GIVEN REQUEST
Every entry must be copied word for word.

(Items from a dataset)
***

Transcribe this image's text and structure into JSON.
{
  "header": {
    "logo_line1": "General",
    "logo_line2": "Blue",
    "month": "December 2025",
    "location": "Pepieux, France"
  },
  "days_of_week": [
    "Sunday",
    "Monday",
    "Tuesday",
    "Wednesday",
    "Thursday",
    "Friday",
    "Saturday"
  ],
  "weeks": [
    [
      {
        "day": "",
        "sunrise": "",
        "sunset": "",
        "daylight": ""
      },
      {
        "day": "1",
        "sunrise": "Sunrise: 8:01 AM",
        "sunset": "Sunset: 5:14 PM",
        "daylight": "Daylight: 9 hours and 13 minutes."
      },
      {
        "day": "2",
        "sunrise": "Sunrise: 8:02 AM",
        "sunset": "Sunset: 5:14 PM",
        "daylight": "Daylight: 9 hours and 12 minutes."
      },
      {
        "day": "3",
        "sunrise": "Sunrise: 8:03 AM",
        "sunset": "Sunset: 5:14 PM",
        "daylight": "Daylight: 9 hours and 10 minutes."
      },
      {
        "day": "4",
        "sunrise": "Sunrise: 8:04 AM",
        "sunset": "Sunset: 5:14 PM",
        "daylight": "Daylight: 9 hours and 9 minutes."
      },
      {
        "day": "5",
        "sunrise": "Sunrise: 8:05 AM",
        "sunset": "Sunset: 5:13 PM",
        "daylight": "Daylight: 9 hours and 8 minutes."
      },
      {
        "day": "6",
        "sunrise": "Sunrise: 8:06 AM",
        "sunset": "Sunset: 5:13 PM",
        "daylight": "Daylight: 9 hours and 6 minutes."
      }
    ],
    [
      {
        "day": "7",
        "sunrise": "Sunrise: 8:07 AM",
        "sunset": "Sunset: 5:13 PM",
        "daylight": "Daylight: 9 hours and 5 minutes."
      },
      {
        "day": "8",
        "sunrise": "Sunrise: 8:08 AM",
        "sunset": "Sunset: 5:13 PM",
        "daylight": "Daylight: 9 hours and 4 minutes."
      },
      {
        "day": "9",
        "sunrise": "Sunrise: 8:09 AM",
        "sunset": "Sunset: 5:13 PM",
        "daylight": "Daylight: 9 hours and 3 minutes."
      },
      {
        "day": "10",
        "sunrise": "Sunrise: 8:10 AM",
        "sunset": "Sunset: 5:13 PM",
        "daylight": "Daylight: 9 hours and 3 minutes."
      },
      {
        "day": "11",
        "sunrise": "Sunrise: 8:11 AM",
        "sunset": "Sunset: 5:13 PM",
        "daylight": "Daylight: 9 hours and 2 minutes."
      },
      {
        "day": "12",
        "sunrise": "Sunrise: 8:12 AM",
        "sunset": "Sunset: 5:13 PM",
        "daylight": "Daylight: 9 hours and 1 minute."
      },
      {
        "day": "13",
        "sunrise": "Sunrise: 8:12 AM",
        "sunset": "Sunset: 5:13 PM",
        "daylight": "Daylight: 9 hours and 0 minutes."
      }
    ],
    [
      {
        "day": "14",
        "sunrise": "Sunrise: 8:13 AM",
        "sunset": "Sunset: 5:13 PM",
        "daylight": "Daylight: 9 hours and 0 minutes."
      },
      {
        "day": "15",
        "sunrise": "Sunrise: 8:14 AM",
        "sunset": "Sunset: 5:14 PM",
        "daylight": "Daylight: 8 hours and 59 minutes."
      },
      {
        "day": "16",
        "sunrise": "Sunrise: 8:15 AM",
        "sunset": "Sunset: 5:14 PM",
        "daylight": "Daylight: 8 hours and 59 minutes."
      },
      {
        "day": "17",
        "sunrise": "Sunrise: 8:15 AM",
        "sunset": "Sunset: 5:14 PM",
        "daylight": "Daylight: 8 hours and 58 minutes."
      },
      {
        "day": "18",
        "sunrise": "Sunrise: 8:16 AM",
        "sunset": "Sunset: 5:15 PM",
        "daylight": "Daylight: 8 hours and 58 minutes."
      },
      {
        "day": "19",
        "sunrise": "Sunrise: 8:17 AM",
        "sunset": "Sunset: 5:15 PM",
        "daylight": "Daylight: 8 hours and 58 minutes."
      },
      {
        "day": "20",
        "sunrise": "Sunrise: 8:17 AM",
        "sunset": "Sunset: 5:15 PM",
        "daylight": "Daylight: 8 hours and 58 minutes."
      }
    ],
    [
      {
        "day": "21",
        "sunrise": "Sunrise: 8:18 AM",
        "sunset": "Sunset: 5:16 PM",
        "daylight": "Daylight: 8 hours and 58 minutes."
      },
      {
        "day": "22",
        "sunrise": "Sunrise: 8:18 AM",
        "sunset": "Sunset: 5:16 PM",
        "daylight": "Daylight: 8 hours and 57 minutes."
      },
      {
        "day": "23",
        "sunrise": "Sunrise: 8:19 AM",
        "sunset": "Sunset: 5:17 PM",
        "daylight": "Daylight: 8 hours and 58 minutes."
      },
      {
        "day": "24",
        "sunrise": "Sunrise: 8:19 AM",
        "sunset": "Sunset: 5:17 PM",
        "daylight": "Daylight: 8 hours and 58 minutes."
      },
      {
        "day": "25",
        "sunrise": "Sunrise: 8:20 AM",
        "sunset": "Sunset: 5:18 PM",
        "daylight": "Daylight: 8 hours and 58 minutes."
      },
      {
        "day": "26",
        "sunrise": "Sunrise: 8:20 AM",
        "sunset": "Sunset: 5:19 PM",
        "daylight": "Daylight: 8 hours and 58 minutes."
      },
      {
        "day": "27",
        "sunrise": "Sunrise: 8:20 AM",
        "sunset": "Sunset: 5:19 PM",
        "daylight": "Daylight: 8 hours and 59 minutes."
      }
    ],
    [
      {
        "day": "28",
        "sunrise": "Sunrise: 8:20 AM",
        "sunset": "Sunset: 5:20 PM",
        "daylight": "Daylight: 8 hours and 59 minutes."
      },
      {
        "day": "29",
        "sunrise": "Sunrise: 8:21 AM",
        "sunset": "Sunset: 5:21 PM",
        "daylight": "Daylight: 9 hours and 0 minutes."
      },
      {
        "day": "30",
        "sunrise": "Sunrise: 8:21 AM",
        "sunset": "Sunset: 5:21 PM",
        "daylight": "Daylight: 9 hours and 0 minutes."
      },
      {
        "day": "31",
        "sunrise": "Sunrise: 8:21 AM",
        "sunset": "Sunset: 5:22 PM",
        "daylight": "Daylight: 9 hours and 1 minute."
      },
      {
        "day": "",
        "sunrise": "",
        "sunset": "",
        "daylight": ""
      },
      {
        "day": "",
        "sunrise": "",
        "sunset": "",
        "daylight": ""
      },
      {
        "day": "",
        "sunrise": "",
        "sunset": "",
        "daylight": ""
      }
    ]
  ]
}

***

EXERCISE ANSWER
Transcribe this image's text and structure into JSON.
{
  "header": {
    "logo_line1": "General",
    "logo_line2": "Blue",
    "month": "December 2025",
    "location": "Pepieux, France"
  },
  "days_of_week": [
    "Sunday",
    "Monday",
    "Tuesday",
    "Wednesday",
    "Thursday",
    "Friday",
    "Saturday"
  ],
  "weeks": [
    [
      {
        "day": "",
        "sunrise": "",
        "sunset": "",
        "daylight": ""
      },
      {
        "day": "1",
        "sunrise": "Sunrise: 8:01 AM",
        "sunset": "Sunset: 5:14 PM",
        "daylight": "Daylight: 9 hours and 13 minutes."
      },
      {
        "day": "2",
        "sunrise": "Sunrise: 8:02 AM",
        "sunset": "Sunset: 5:14 PM",
        "daylight": "Daylight: 9 hours and 12 minutes."
      },
      {
        "day": "3",
        "sunrise": "Sunrise: 8:03 AM",
        "sunset": "Sunset: 5:14 PM",
        "daylight": "Daylight: 9 hours and 10 minutes."
      },
      {
        "day": "4",
        "sunrise": "Sunrise: 8:04 AM",
        "sunset": "Sunset: 5:14 PM",
        "daylight": "Daylight: 9 hours and 9 minutes."
      },
      {
        "day": "5",
        "sunrise": "Sunrise: 8:05 AM",
        "sunset": "Sunset: 5:13 PM",
        "daylight": "Daylight: 9 hours and 8 minutes."
      },
      {
        "day": "6",
        "sunrise": "Sunrise: 8:06 AM",
        "sunset": "Sunset: 5:13 PM",
        "daylight": "Daylight: 9 hours and 6 minutes."
      }
    ],
    [
      {
        "day": "7",
        "sunrise": "Sunrise: 8:07 AM",
        "sunset": "Sunset: 5:13 PM",
        "daylight": "Daylight: 9 hours and 5 minutes."
      },
      {
        "day": "8",
        "sunrise": "Sunrise: 8:08 AM",
        "sunset": "Sunset: 5:13 PM",
        "daylight": "Daylight: 9 hours and 4 minutes."
      },
      {
        "day": "9",
        "sunrise": "Sunrise: 8:09 AM",
        "sunset": "Sunset: 5:13 PM",
        "daylight": "Daylight: 9 hours and 3 minutes."
      },
      {
        "day": "10",
        "sunrise": "Sunrise: 8:10 AM",
        "sunset": "Sunset: 5:13 PM",
        "daylight": "Daylight: 9 hours and 3 minutes."
      },
      {
        "day": "11",
        "sunrise": "Sunrise: 8:11 AM",
        "sunset": "Sunset: 5:13 PM",
        "daylight": "Daylight: 9 hours and 2 minutes."
      },
      {
        "day": "12",
        "sunrise": "Sunrise: 8:12 AM",
        "sunset": "Sunset: 5:13 PM",
        "daylight": "Daylight: 9 hours and 1 minute."
      },
      {
        "day": "13",
        "sunrise": "Sunrise: 8:12 AM",
        "sunset": "Sunset: 5:13 PM",
        "daylight": "Daylight: 9 hours and 0 minutes."
      }
    ],
    [
      {
        "day": "14",
        "sunrise": "Sunrise: 8:13 AM",
        "sunset": "Sunset: 5:13 PM",
        "daylight": "Daylight: 9 hours and 0 minutes."
      },
      {
        "day": "15",
        "sunrise": "Sunrise: 8:14 AM",
        "sunset": "Sunset: 5:14 PM",
        "daylight": "Daylight: 8 hours and 59 minutes."
      },
      {
        "day": "16",
        "sunrise": "Sunrise: 8:15 AM",
        "sunset": "Sunset: 5:14 PM",
        "daylight": "Daylight: 8 hours and 59 minutes."
      },
      {
        "day": "17",
        "sunrise": "Sunrise: 8:15 AM",
        "sunset": "Sunset: 5:14 PM",
        "daylight": "Daylight: 8 hours and 58 minutes."
      },
      {
        "day": "18",
        "sunrise": "Sunrise: 8:16 AM",
        "sunset": "Sunset: 5:15 PM",
        "daylight": "Daylight: 8 hours and 58 minutes."
      },
      {
        "day": "19",
        "sunrise": "Sunrise: 8:17 AM",
        "sunset": "Sunset: 5:15 PM",
        "daylight": "Daylight: 8 hours and 58 minutes."
      },
      {
        "day": "20",
        "sunrise": "Sunrise: 8:17 AM",
        "sunset": "Sunset: 5:15 PM",
        "daylight": "Daylight: 8 hours and 58 minutes."
      }
    ],
    [
      {
        "day": "21",
        "sunrise": "Sunrise: 8:18 AM",
        "sunset": "Sunset: 5:16 PM",
        "daylight": "Daylight: 8 hours and 58 minutes."
      },
      {
        "day": "22",
        "sunrise": "Sunrise: 8:18 AM",
        "sunset": "Sunset: 5:16 PM",
        "daylight": "Daylight: 8 hours and 57 minutes."
      },
      {
        "day": "23",
        "sunrise": "Sunrise: 8:19 AM",
        "sunset": "Sunset: 5:17 PM",
        "daylight": "Daylight: 8 hours and 58 minutes."
      },
      {
        "day": "24",
        "sunrise": "Sunrise: 8:19 AM",
        "sunset": "Sunset: 5:17 PM",
        "daylight": "Daylight: 8 hours and 58 minutes."
      },
      {
        "day": "25",
        "sunrise": "Sunrise: 8:20 AM",
        "sunset": "Sunset: 5:18 PM",
        "daylight": "Daylight: 8 hours and 58 minutes."
      },
      {
        "day": "26",
        "sunrise": "Sunrise: 8:20 AM",
        "sunset": "Sunset: 5:19 PM",
        "daylight": "Daylight: 8 hours and 58 minutes."
      },
      {
        "day": "27",
        "sunrise": "Sunrise: 8:20 AM",
        "sunset": "Sunset: 5:19 PM",
        "daylight": "Daylight: 8 hours and 59 minutes."
      }
    ],
    [
      {
        "day": "28",
        "sunrise": "Sunrise: 8:20 AM",
        "sunset": "Sunset: 5:20 PM",
        "daylight": "Daylight: 8 hours and 59 minutes."
      },
      {
        "day": "29",
        "sunrise": "Sunrise: 8:21 AM",
        "sunset": "Sunset: 5:21 PM",
        "daylight": "Daylight: 9 hours and 0 minutes."
      },
      {
        "day": "30",
        "sunrise": "Sunrise: 8:21 AM",
        "sunset": "Sunset: 5:21 PM",
        "daylight": "Daylight: 9 hours and 0 minutes."
      },
      {
        "day": "31",
        "sunrise": "Sunrise: 8:21 AM",
        "sunset": "Sunset: 5:22 PM",
        "daylight": "Daylight: 9 hours and 1 minute."
      },
      {
        "day": "",
        "sunrise": "",
        "sunset": "",
        "daylight": ""
      },
      {
        "day": "",
        "sunrise": "",
        "sunset": "",
        "daylight": ""
      },
      {
        "day": "",
        "sunrise": "",
        "sunset": "",
        "daylight": ""
      }
    ]
  ]
}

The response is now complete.